The Death-Defying Pepper Roux
- The first edition cover.
- Author: Geraldine McCaughrean
- Language: English
- Genre: Children's fiction
- Set in: France
- Publisher: HarperCollins Oxford University Press
- Publication date: 19 January 2010 (first published 1 October 2009)
- Publication place: United Kingdom
- Media type: Paperback
- Pages: 336
- Awards: 2011 Carnegie Medal nominee
- ISBN: 0061836656

= The Death-Defying Pepper Roux =

2010 book by Geraldine McCaughrean

The Death-Defying Pepper Roux is a children's book by British children's author Geraldine McCaughrean.

The book was published by Oxford University Press October 1, 2009 and by HarperCollins January 19, 2010.

==Plot==
The story is about a boy who was prophecised to die at fourteen. But, as his fourteenth birthday passes, he is still alive and he begins to unravel the truth as the story goes on. He runs away from his home only to find more devils and angels seemingly waiting for him, but none of these angels of death and horses of fire seem to be coming for him. Pepper begins to doubt that he is going to die young and questions the legitimacy of the prophecy. Naïve and trusting, pepper sets a course through dangerous waters, inviting disasters and mayhem at every turn, one eye on the sky for fear of angels, one on the magnificent possibilities of being alive.

==Reception==
The Death-Defying Pepper Roux received favorable reviews from the Assembly on Literature for Adolescents, The Horn Book, and , as well as starred reviews from Booklist and the School Library Journal.

In 2011, the book was selected for a top ten spot on the American Library Association's Rainbow List and was named in the Top 100 Best Fiction for Young Adults.

The book was also shortlisted for the 2011 CILIP Carnegie Medal.

◆ ◆ ◆ ◆ ◆ ◆ ◆

> [TO DO]
**A.** Answer these questions from the Pepper Roux article:
(i) At what age was the boy prophesied to die?
(ii) How many pages does the article list for the book?
(iii) In what year was the book selected for a top ten spot on the American Library Association's Rainbow List?
**B.** Reproduce the passage of the Pepper Roux article that starts at "- Publication place: United" and ends at "January 19, 2010.".

◆ ◆ ◆ ◆ ◆ ◆ ◆

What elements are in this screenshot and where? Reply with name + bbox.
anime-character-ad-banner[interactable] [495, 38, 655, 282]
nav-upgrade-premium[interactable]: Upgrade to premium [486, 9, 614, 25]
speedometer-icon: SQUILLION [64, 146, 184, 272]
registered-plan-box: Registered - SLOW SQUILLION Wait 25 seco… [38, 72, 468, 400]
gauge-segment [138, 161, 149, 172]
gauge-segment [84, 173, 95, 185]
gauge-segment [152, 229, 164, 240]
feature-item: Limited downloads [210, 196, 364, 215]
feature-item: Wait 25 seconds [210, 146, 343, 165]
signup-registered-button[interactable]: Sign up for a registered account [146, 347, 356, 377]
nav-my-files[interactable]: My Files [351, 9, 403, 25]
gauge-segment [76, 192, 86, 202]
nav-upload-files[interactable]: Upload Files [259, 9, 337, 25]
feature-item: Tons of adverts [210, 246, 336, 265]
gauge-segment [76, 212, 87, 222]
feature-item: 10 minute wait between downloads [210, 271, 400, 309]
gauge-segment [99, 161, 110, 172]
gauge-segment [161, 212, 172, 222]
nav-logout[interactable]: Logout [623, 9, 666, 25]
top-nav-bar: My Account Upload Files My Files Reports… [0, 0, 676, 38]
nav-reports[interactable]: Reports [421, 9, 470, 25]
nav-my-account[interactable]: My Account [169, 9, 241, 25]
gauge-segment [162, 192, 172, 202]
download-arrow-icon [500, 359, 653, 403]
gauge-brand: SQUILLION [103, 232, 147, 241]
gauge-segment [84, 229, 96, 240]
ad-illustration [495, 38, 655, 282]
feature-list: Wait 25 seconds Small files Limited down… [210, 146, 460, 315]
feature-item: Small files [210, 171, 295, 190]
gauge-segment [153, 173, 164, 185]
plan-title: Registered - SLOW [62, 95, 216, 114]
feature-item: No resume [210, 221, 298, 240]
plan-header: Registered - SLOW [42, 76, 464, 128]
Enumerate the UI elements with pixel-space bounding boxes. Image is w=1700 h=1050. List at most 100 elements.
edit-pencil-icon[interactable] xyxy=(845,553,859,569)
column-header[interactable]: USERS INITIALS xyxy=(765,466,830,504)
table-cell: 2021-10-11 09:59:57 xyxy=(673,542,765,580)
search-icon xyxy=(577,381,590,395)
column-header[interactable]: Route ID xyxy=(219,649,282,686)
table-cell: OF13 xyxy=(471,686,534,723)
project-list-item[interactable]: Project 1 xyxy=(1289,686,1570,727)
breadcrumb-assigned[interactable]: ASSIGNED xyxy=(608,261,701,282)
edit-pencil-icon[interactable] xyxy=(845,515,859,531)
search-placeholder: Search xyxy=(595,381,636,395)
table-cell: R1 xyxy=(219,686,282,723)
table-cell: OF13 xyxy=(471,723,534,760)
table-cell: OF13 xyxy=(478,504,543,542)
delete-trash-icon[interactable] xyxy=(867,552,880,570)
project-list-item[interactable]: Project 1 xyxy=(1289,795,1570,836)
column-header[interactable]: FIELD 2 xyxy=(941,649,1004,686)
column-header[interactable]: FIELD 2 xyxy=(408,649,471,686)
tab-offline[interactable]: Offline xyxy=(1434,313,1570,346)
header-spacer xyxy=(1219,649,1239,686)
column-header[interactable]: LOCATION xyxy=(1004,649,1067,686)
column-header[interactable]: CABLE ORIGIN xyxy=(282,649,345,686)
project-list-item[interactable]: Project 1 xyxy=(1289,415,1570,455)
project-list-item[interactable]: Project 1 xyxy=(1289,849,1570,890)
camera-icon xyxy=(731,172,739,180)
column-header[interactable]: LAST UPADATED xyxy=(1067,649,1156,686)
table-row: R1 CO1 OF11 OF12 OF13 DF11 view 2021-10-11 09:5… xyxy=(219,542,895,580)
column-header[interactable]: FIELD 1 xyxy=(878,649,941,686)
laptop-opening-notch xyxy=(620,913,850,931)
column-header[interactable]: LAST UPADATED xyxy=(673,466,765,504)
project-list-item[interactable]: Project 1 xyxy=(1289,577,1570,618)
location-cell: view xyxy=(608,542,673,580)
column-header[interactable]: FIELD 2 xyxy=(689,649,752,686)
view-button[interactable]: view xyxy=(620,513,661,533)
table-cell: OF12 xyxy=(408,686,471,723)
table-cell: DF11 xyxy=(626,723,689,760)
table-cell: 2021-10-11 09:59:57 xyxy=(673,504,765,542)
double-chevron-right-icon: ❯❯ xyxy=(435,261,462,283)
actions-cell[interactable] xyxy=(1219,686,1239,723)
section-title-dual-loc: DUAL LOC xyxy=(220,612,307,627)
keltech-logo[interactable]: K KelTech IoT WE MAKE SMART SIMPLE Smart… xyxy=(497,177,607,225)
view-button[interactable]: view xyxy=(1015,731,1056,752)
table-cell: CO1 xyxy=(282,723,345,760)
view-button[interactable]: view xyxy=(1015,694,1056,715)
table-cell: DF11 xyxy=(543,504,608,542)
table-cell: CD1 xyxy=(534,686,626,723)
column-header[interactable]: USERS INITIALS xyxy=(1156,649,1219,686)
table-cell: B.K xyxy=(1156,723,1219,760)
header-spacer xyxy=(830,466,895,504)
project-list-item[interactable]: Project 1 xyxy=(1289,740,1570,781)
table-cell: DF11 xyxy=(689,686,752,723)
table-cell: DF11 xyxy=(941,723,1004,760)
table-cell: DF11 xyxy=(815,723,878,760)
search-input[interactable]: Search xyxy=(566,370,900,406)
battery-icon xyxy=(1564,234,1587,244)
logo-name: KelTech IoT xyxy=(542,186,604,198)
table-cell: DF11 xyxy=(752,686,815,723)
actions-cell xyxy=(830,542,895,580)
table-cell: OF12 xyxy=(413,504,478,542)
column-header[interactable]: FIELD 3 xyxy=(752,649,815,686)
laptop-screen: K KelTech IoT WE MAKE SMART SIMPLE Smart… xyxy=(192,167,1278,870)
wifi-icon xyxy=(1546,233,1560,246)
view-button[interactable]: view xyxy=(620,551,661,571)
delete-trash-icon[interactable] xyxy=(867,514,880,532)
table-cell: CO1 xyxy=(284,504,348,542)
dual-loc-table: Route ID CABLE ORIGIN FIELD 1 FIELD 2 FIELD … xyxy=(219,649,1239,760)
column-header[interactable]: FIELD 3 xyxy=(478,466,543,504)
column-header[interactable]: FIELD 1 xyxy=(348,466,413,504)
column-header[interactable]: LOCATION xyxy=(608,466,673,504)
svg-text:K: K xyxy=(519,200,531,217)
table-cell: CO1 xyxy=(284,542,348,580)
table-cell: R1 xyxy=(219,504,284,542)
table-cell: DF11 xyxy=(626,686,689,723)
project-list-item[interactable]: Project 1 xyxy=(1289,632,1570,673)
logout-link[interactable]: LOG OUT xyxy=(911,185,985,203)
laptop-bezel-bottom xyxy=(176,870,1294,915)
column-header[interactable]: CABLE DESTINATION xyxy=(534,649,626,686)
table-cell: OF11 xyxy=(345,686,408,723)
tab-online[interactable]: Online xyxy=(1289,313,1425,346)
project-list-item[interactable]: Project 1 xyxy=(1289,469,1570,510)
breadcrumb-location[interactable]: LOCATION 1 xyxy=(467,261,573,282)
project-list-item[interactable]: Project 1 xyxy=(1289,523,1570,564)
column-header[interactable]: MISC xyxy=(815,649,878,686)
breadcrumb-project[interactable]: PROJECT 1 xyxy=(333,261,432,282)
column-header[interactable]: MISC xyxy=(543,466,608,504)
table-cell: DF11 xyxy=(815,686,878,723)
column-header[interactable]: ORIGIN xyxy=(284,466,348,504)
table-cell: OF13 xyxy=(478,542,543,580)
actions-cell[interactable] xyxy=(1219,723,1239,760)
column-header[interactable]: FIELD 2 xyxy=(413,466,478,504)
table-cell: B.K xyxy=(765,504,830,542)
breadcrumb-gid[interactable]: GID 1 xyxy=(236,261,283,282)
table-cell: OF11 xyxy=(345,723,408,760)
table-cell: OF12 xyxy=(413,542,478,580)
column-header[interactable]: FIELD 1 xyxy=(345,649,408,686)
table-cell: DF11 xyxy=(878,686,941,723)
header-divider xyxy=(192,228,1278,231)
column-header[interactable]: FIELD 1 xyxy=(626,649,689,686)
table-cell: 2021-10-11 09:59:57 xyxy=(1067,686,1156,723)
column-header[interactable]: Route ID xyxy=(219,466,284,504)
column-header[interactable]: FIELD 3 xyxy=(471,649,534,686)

◆ ◆ ◆ ◆ ◆ ◆ ◆

> [RESPONSES TO THE EXERCISE]
**A.**
(i) Fourteen
(ii) 336
(iii) 2011

**B.**
- Publication place: United Kingdom
- Media type: Paperback
- Pages: 336
- Awards: 2011 Carnegie Medal nominee
- ISBN: 0061836656

= The Death-Defying Pepper Roux =

2010 book by Geraldine McCaughrean

The Death-Defying Pepper Roux is a children's book by British children's author Geraldine McCaughrean.

The book was published by Oxford University Press October 1, 2009 and by HarperCollins January 19, 2010.